DESCRIPTION OF THE TASK - Repeat the material below exactly, line for line.

[Items listed in a dataset]

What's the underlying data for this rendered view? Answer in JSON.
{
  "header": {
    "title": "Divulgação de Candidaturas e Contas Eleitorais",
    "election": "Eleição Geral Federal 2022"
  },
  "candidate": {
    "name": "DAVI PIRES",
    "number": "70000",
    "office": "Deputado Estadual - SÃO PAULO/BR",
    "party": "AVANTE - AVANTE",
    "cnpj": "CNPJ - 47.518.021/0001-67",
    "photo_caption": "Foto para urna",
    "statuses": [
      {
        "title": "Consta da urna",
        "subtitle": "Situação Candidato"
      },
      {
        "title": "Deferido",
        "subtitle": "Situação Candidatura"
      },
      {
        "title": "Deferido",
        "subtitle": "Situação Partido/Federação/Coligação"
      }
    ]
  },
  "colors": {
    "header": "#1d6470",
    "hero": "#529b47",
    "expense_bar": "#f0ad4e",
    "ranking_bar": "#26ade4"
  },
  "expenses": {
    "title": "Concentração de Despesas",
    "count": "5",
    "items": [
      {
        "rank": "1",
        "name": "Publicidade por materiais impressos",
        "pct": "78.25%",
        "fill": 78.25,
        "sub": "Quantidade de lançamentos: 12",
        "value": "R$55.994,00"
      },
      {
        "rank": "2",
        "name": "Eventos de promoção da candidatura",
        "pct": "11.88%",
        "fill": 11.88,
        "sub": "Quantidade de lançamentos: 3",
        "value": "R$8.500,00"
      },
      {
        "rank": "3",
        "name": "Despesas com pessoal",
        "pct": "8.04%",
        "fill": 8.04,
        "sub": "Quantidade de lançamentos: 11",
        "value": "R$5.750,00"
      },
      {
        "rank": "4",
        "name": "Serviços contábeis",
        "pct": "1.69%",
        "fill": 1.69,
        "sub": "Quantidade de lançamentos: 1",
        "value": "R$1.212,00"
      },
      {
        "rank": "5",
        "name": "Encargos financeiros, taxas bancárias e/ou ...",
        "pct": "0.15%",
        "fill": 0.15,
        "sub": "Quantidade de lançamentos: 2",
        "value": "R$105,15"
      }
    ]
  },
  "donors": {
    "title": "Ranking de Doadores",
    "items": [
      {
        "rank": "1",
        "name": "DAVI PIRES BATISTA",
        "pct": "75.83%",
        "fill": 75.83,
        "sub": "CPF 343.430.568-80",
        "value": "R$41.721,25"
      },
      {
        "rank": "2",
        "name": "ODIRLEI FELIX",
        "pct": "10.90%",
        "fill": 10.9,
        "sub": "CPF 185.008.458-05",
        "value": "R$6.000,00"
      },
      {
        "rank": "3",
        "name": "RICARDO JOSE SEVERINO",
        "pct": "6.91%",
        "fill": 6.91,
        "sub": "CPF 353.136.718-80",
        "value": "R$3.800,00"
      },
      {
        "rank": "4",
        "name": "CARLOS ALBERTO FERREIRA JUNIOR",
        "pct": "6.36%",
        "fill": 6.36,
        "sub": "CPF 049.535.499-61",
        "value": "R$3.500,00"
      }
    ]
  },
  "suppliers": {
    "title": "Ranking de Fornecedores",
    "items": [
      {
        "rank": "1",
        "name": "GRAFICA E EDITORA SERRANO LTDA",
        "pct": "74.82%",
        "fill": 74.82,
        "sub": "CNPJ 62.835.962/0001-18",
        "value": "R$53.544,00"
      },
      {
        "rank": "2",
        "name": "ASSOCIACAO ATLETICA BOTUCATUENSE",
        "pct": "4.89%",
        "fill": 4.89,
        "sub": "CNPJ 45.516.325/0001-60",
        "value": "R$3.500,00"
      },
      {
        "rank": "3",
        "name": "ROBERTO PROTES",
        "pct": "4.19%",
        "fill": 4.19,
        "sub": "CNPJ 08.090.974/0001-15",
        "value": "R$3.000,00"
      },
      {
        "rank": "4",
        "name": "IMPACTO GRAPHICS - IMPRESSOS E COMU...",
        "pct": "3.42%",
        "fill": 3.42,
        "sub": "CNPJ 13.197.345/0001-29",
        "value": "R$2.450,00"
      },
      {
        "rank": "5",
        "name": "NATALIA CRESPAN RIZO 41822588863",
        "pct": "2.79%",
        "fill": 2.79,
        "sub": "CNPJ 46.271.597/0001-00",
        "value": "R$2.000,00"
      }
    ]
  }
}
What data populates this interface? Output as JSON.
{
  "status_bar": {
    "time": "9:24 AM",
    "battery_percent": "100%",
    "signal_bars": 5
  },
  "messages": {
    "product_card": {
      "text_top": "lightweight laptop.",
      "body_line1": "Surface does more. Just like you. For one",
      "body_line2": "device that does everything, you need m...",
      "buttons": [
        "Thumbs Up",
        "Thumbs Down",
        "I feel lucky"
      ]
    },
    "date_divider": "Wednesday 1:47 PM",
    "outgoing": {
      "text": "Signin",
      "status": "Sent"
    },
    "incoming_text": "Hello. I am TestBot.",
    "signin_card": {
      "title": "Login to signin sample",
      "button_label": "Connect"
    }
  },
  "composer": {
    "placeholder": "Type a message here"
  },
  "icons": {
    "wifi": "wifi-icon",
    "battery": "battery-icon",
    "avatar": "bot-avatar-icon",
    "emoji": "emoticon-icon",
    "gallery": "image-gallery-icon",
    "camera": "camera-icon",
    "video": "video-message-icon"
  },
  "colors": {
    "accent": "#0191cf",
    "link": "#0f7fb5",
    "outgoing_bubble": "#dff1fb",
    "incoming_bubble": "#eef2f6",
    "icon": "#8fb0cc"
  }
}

FINAL ANSWER -
What's the underlying data for this rendered view? Answer in JSON.
{
  "header": {
    "title": "Divulgação de Candidaturas e Contas Eleitorais",
    "election": "Eleição Geral Federal 2022"
  },
  "candidate": {
    "name": "DAVI PIRES",
    "number": "70000",
    "office": "Deputado Estadual - SÃO PAULO/BR",
    "party": "AVANTE - AVANTE",
    "cnpj": "CNPJ - 47.518.021/0001-67",
    "photo_caption": "Foto para urna",
    "statuses": [
      {
        "title": "Consta da urna",
        "subtitle": "Situação Candidato"
      },
      {
        "title": "Deferido",
        "subtitle": "Situação Candidatura"
      },
      {
        "title": "Deferido",
        "subtitle": "Situação Partido/Federação/Coligação"
      }
    ]
  },
  "colors": {
    "header": "#1d6470",
    "hero": "#529b47",
    "expense_bar": "#f0ad4e",
    "ranking_bar": "#26ade4"
  },
  "expenses": {
    "title": "Concentração de Despesas",
    "count": "5",
    "items": [
      {
        "rank": "1",
        "name": "Publicidade por materiais impressos",
        "pct": "78.25%",
        "fill": 78.25,
        "sub": "Quantidade de lançamentos: 12",
        "value": "R$55.994,00"
      },
      {
        "rank": "2",
        "name": "Eventos de promoção da candidatura",
        "pct": "11.88%",
        "fill": 11.88,
        "sub": "Quantidade de lançamentos: 3",
        "value": "R$8.500,00"
      },
      {
        "rank": "3",
        "name": "Despesas com pessoal",
        "pct": "8.04%",
        "fill": 8.04,
        "sub": "Quantidade de lançamentos: 11",
        "value": "R$5.750,00"
      },
      {
        "rank": "4",
        "name": "Serviços contábeis",
        "pct": "1.69%",
        "fill": 1.69,
        "sub": "Quantidade de lançamentos: 1",
        "value": "R$1.212,00"
      },
      {
        "rank": "5",
        "name": "Encargos financeiros, taxas bancárias e/ou ...",
        "pct": "0.15%",
        "fill": 0.15,
        "sub": "Quantidade de lançamentos: 2",
        "value": "R$105,15"
      }
    ]
  },
  "donors": {
    "title": "Ranking de Doadores",
    "items": [
      {
        "rank": "1",
        "name": "DAVI PIRES BATISTA",
        "pct": "75.83%",
        "fill": 75.83,
        "sub": "CPF 343.430.568-80",
        "value": "R$41.721,25"
      },
      {
        "rank": "2",
        "name": "ODIRLEI FELIX",
        "pct": "10.90%",
        "fill": 10.9,
        "sub": "CPF 185.008.458-05",
        "value": "R$6.000,00"
      },
      {
        "rank": "3",
        "name": "RICARDO JOSE SEVERINO",
        "pct": "6.91%",
        "fill": 6.91,
        "sub": "CPF 353.136.718-80",
        "value": "R$3.800,00"
      },
      {
        "rank": "4",
        "name": "CARLOS ALBERTO FERREIRA JUNIOR",
        "pct": "6.36%",
        "fill": 6.36,
        "sub": "CPF 049.535.499-61",
        "value": "R$3.500,00"
      }
    ]
  },
  "suppliers": {
    "title": "Ranking de Fornecedores",
    "items": [
      {
        "rank": "1",
        "name": "GRAFICA E EDITORA SERRANO LTDA",
        "pct": "74.82%",
        "fill": 74.82,
        "sub": "CNPJ 62.835.962/0001-18",
        "value": "R$53.544,00"
      },
      {
        "rank": "2",
        "name": "ASSOCIACAO ATLETICA BOTUCATUENSE",
        "pct": "4.89%",
        "fill": 4.89,
        "sub": "CNPJ 45.516.325/0001-60",
        "value": "R$3.500,00"
      },
      {
        "rank": "3",
        "name": "ROBERTO PROTES",
        "pct": "4.19%",
        "fill": 4.19,
        "sub": "CNPJ 08.090.974/0001-15",
        "value": "R$3.000,00"
      },
      {
        "rank": "4",
        "name": "IMPACTO GRAPHICS - IMPRESSOS E COMU...",
        "pct": "3.42%",
        "fill": 3.42,
        "sub": "CNPJ 13.197.345/0001-29",
        "value": "R$2.450,00"
      },
      {
        "rank": "5",
        "name": "NATALIA CRESPAN RIZO 41822588863",
        "pct": "2.79%",
        "fill": 2.79,
        "sub": "CNPJ 46.271.597/0001-00",
        "value": "R$2.000,00"
      }
    ]
  }
}
What data populates this interface? Output as JSON.
{
  "status_bar": {
    "time": "9:24 AM",
    "battery_percent": "100%",
    "signal_bars": 5
  },
  "messages": {
    "product_card": {
      "text_top": "lightweight laptop.",
      "body_line1": "Surface does more. Just like you. For one",
      "body_line2": "device that does everything, you need m...",
      "buttons": [
        "Thumbs Up",
        "Thumbs Down",
        "I feel lucky"
      ]
    },
    "date_divider": "Wednesday 1:47 PM",
    "outgoing": {
      "text": "Signin",
      "status": "Sent"
    },
    "incoming_text": "Hello. I am TestBot.",
    "signin_card": {
      "title": "Login to signin sample",
      "button_label": "Connect"
    }
  },
  "composer": {
    "placeholder": "Type a message here"
  },
  "icons": {
    "wifi": "wifi-icon",
    "battery": "battery-icon",
    "avatar": "bot-avatar-icon",
    "emoji": "emoticon-icon",
    "gallery": "image-gallery-icon",
    "camera": "camera-icon",
    "video": "video-message-icon"
  },
  "colors": {
    "accent": "#0191cf",
    "link": "#0f7fb5",
    "outgoing_bubble": "#dff1fb",
    "incoming_bubble": "#eef2f6",
    "icon": "#8fb0cc"
  }
}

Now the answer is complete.